[Records excerpted from a collection]
———
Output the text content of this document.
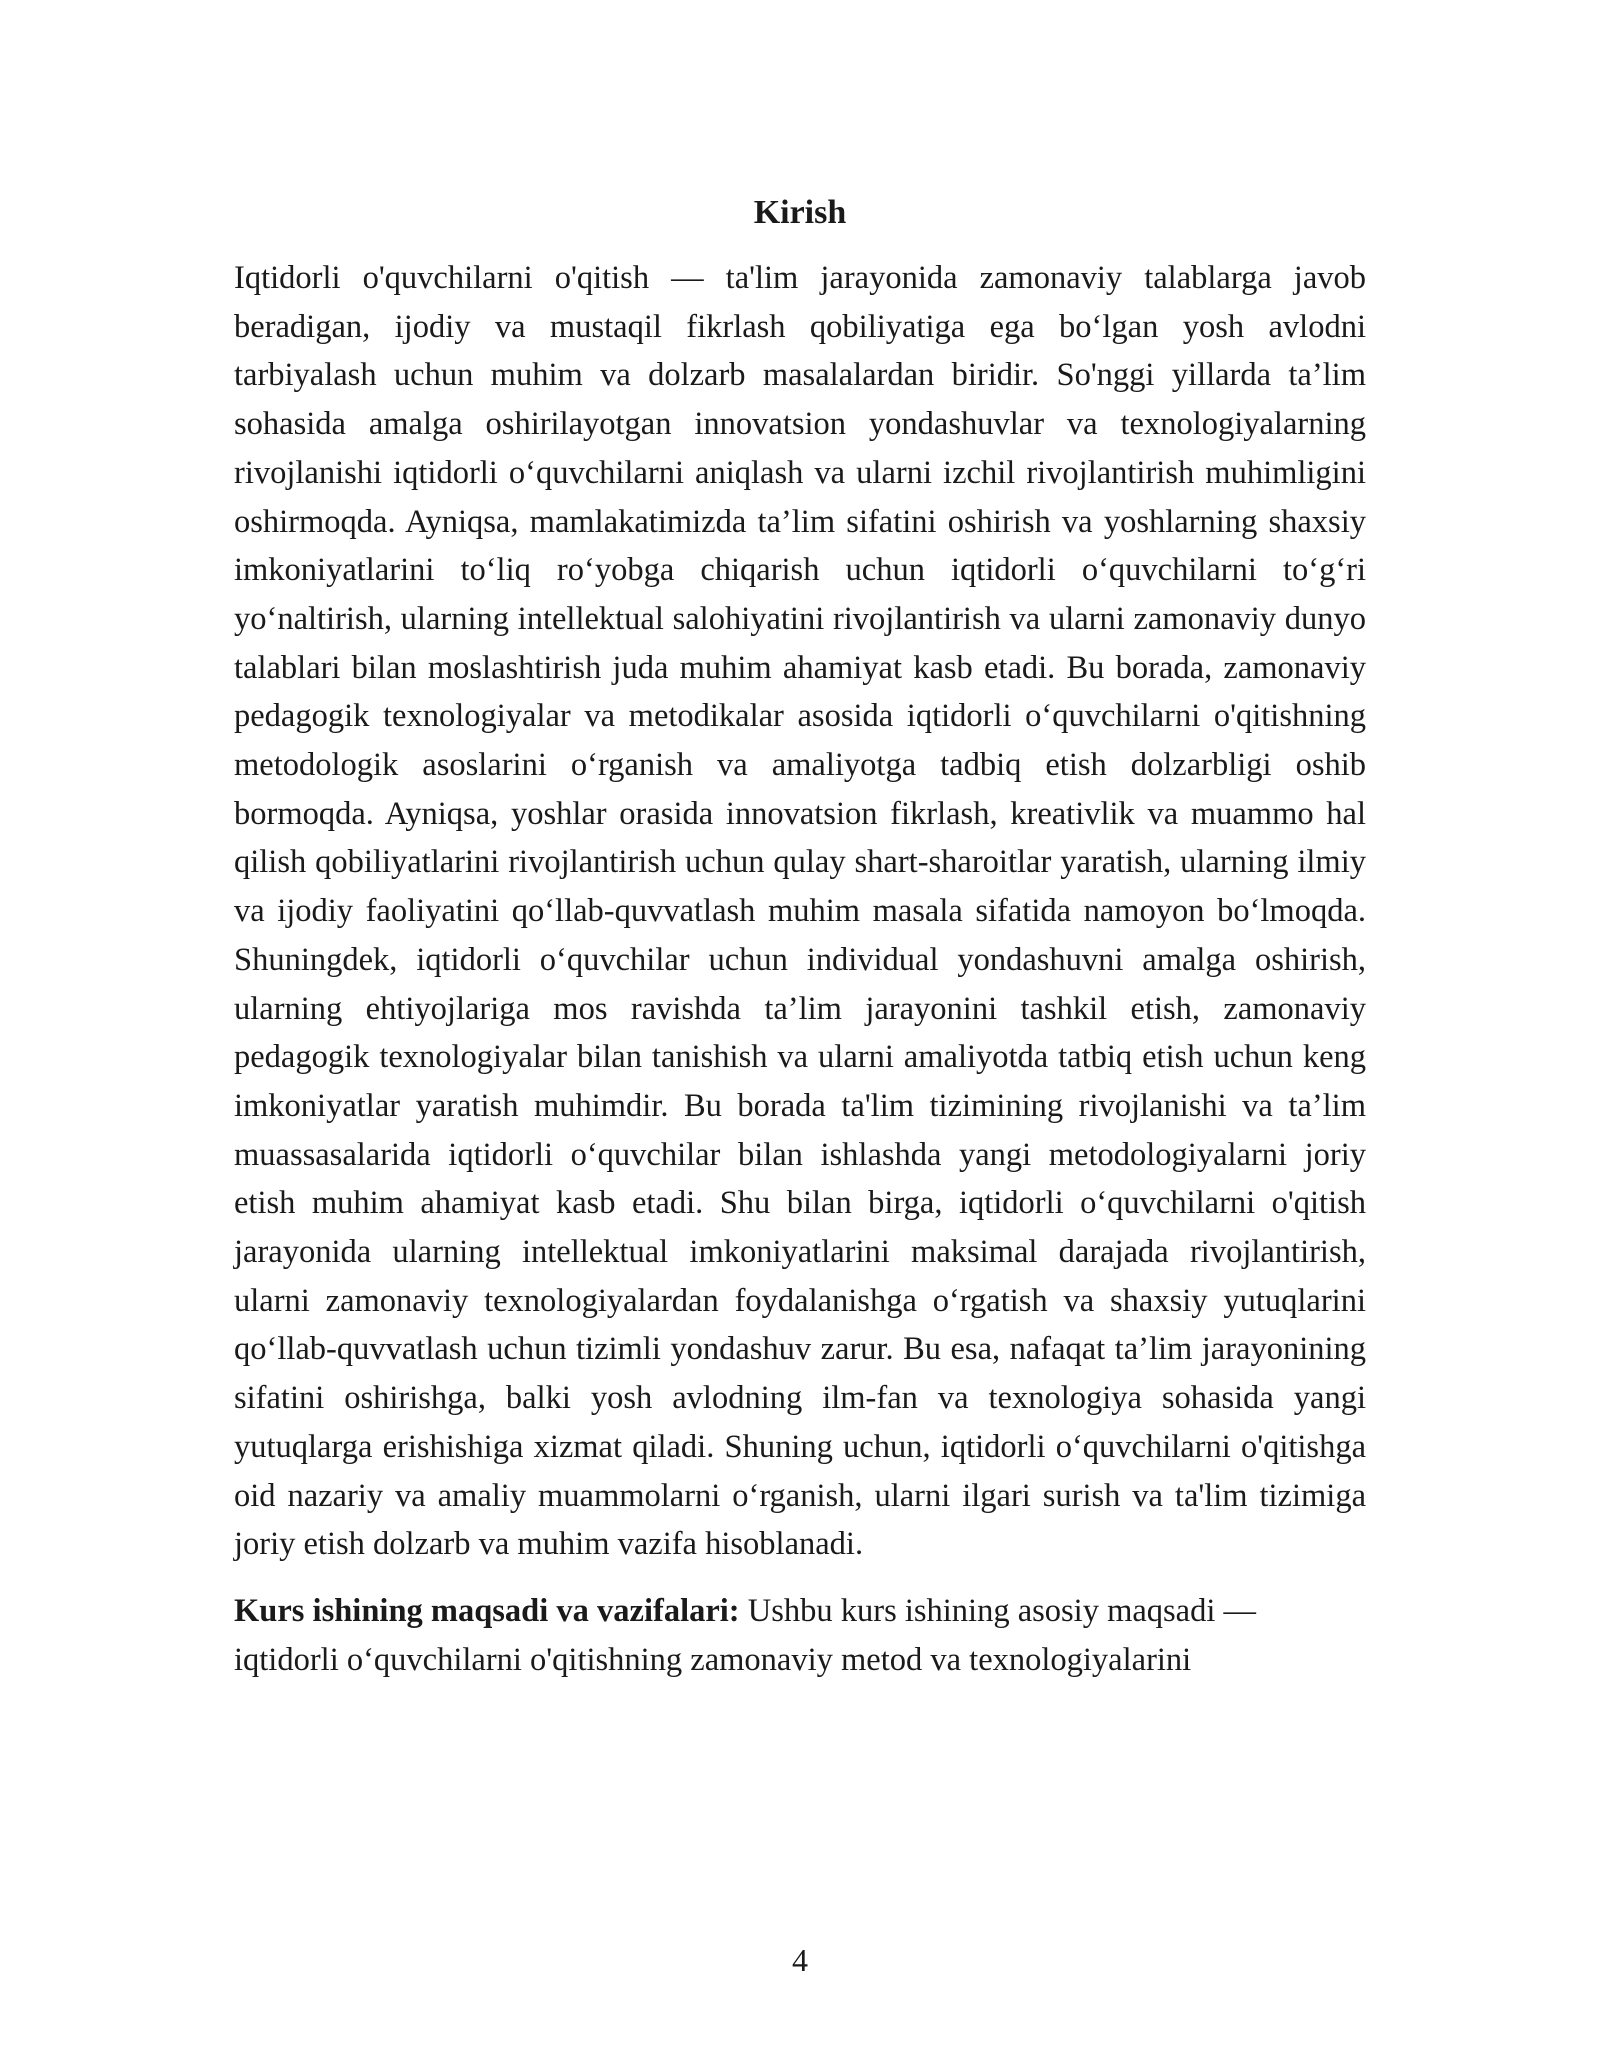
Kirish

Iqtidorli o'quvchilarni o'qitish — ta'lim jarayonida zamonaviy talablarga javob beradigan, ijodiy va mustaqil fikrlash qobiliyatiga ega bo‘lgan yosh avlodni tarbiyalash uchun muhim va dolzarb masalalardan biridir. So'nggi yillarda ta’lim sohasida amalga oshirilayotgan innovatsion yondashuvlar va texnologiyalarning rivojlanishi iqtidorli o‘quvchilarni aniqlash va ularni izchil rivojlantirish muhimligini oshirmoqda. Ayniqsa, mamlakatimizda ta’lim sifatini oshirish va yoshlarning shaxsiy imkoniyatlarini to‘liq ro‘yobga chiqarish uchun iqtidorli o‘quvchilarni to‘g‘ri yo‘naltirish, ularning intellektual salohiyatini rivojlantirish va ularni zamonaviy dunyo talablari bilan moslashtirish juda muhim ahamiyat kasb etadi. Bu borada, zamonaviy pedagogik texnologiyalar va metodikalar asosida iqtidorli o‘quvchilarni o'qitishning metodologik asoslarini o‘rganish va amaliyotga tadbiq etish dolzarbligi oshib bormoqda. Ayniqsa, yoshlar orasida innovatsion fikrlash, kreativlik va muammo hal qilish qobiliyatlarini rivojlantirish uchun qulay shart-sharoitlar yaratish, ularning ilmiy va ijodiy faoliyatini qo‘llab-quvvatlash muhim masala sifatida namoyon bo‘lmoqda. Shuningdek, iqtidorli o‘quvchilar uchun individual yondashuvni amalga oshirish, ularning ehtiyojlariga mos ravishda ta’lim jarayonini tashkil etish, zamonaviy pedagogik texnologiyalar bilan tanishish va ularni amaliyotda tatbiq etish uchun keng imkoniyatlar yaratish muhimdir. Bu borada ta'lim tizimining rivojlanishi va ta’lim muassasalarida iqtidorli o‘quvchilar bilan ishlashda yangi metodologiyalarni joriy etish muhim ahamiyat kasb etadi. Shu bilan birga, iqtidorli o‘quvchilarni o'qitish jarayonida ularning intellektual imkoniyatlarini maksimal darajada rivojlantirish, ularni zamonaviy texnologiyalardan foydalanishga o‘rgatish va shaxsiy yutuqlarini qo‘llab-quvvatlash uchun tizimli yondashuv zarur. Bu esa, nafaqat ta’lim jarayonining sifatini oshirishga, balki yosh avlodning ilm-fan va texnologiya sohasida yangi yutuqlarga erishishiga xizmat qiladi. Shuning uchun, iqtidorli o‘quvchilarni o'qitishga oid nazariy va amaliy muammolarni o‘rganish, ularni ilgari surish va ta'lim tizimiga joriy etish dolzarb va muhim vazifa hisoblanadi.

Kurs ishining maqsadi va vazifalari: Ushbu kurs ishining asosiy maqsadi — iqtidorli o‘quvchilarni o'qitishning zamonaviy metod va texnologiyalarini

4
———
• [What is being asked] Images in the data above are to be skipped. Retype all other material exactly.

• [Response]
Output the text content of this document.
Kirish

Iqtidorli o'quvchilarni o'qitish — ta'lim jarayonida zamonaviy talablarga javob beradigan, ijodiy va mustaqil fikrlash qobiliyatiga ega bo‘lgan yosh avlodni tarbiyalash uchun muhim va dolzarb masalalardan biridir. So'nggi yillarda ta’lim sohasida amalga oshirilayotgan innovatsion yondashuvlar va texnologiyalarning rivojlanishi iqtidorli o‘quvchilarni aniqlash va ularni izchil rivojlantirish muhimligini oshirmoqda. Ayniqsa, mamlakatimizda ta’lim sifatini oshirish va yoshlarning shaxsiy imkoniyatlarini to‘liq ro‘yobga chiqarish uchun iqtidorli o‘quvchilarni to‘g‘ri yo‘naltirish, ularning intellektual salohiyatini rivojlantirish va ularni zamonaviy dunyo talablari bilan moslashtirish juda muhim ahamiyat kasb etadi. Bu borada, zamonaviy pedagogik texnologiyalar va metodikalar asosida iqtidorli o‘quvchilarni o'qitishning metodologik asoslarini o‘rganish va amaliyotga tadbiq etish dolzarbligi oshib bormoqda. Ayniqsa, yoshlar orasida innovatsion fikrlash, kreativlik va muammo hal qilish qobiliyatlarini rivojlantirish uchun qulay shart-sharoitlar yaratish, ularning ilmiy va ijodiy faoliyatini qo‘llab-quvvatlash muhim masala sifatida namoyon bo‘lmoqda. Shuningdek, iqtidorli o‘quvchilar uchun individual yondashuvni amalga oshirish, ularning ehtiyojlariga mos ravishda ta’lim jarayonini tashkil etish, zamonaviy pedagogik texnologiyalar bilan tanishish va ularni amaliyotda tatbiq etish uchun keng imkoniyatlar yaratish muhimdir. Bu borada ta'lim tizimining rivojlanishi va ta’lim muassasalarida iqtidorli o‘quvchilar bilan ishlashda yangi metodologiyalarni joriy etish muhim ahamiyat kasb etadi. Shu bilan birga, iqtidorli o‘quvchilarni o'qitish jarayonida ularning intellektual imkoniyatlarini maksimal darajada rivojlantirish, ularni zamonaviy texnologiyalardan foydalanishga o‘rgatish va shaxsiy yutuqlarini qo‘llab-quvvatlash uchun tizimli yondashuv zarur. Bu esa, nafaqat ta’lim jarayonining sifatini oshirishga, balki yosh avlodning ilm-fan va texnologiya sohasida yangi yutuqlarga erishishiga xizmat qiladi. Shuning uchun, iqtidorli o‘quvchilarni o'qitishga oid nazariy va amaliy muammolarni o‘rganish, ularni ilgari surish va ta'lim tizimiga joriy etish dolzarb va muhim vazifa hisoblanadi.

Kurs ishining maqsadi va vazifalari: Ushbu kurs ishining asosiy maqsadi — iqtidorli o‘quvchilarni o'qitishning zamonaviy metod va texnologiyalarini

4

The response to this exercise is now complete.